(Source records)
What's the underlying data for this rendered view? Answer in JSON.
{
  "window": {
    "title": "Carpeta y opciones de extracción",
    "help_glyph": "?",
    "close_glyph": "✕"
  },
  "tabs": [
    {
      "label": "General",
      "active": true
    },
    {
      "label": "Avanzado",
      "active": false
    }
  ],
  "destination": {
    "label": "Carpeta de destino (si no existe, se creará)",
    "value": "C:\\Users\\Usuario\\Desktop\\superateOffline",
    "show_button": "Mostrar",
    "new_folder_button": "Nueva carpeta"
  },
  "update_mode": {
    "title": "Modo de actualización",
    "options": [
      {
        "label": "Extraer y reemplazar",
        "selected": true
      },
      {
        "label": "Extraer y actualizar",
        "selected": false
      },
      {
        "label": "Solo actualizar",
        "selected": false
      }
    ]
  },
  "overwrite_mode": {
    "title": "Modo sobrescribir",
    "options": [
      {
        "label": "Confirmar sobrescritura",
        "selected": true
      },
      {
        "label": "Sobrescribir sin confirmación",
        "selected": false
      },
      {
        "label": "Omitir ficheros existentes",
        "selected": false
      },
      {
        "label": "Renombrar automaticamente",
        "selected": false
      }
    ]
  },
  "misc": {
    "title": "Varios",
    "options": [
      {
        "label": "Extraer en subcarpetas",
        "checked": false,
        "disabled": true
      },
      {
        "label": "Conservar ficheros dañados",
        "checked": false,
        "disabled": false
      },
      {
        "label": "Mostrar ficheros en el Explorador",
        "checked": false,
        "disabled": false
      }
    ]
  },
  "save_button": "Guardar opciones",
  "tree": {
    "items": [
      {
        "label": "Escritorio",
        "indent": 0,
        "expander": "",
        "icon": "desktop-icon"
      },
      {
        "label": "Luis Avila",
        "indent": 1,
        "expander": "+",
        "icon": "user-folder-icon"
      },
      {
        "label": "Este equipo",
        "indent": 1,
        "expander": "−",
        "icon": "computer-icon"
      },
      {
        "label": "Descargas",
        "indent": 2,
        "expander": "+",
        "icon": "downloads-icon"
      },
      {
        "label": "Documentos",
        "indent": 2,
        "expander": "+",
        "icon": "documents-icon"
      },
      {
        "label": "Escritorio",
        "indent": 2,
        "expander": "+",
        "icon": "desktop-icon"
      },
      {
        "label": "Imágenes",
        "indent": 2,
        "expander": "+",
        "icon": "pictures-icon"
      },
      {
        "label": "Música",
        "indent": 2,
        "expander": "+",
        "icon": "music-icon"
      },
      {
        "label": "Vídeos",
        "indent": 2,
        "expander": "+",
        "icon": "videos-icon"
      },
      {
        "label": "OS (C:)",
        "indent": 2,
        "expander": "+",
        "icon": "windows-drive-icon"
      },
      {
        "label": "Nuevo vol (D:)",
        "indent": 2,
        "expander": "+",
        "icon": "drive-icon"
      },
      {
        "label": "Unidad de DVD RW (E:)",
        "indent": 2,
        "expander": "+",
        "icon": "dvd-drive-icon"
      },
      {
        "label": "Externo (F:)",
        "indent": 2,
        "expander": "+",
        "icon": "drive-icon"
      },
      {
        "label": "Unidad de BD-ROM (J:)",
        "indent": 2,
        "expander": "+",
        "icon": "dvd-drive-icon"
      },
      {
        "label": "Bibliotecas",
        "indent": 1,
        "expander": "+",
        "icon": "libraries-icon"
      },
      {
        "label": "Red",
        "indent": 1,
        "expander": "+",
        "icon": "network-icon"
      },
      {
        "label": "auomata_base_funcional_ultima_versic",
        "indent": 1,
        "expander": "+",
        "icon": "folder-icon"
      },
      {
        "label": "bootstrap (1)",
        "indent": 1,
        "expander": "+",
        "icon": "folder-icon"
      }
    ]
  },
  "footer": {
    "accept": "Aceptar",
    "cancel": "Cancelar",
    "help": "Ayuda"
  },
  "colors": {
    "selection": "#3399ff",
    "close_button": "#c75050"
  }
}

> **REQUIREMENT**
The lines that contain the word "ficheros" are wanted; copy each of them from the records.

> **RESPONSE TO THIS EXERCISE**
        "label": "Omitir ficheros existentes",
        "label": "Conservar ficheros dañados",
        "label": "Mostrar ficheros en el Explorador",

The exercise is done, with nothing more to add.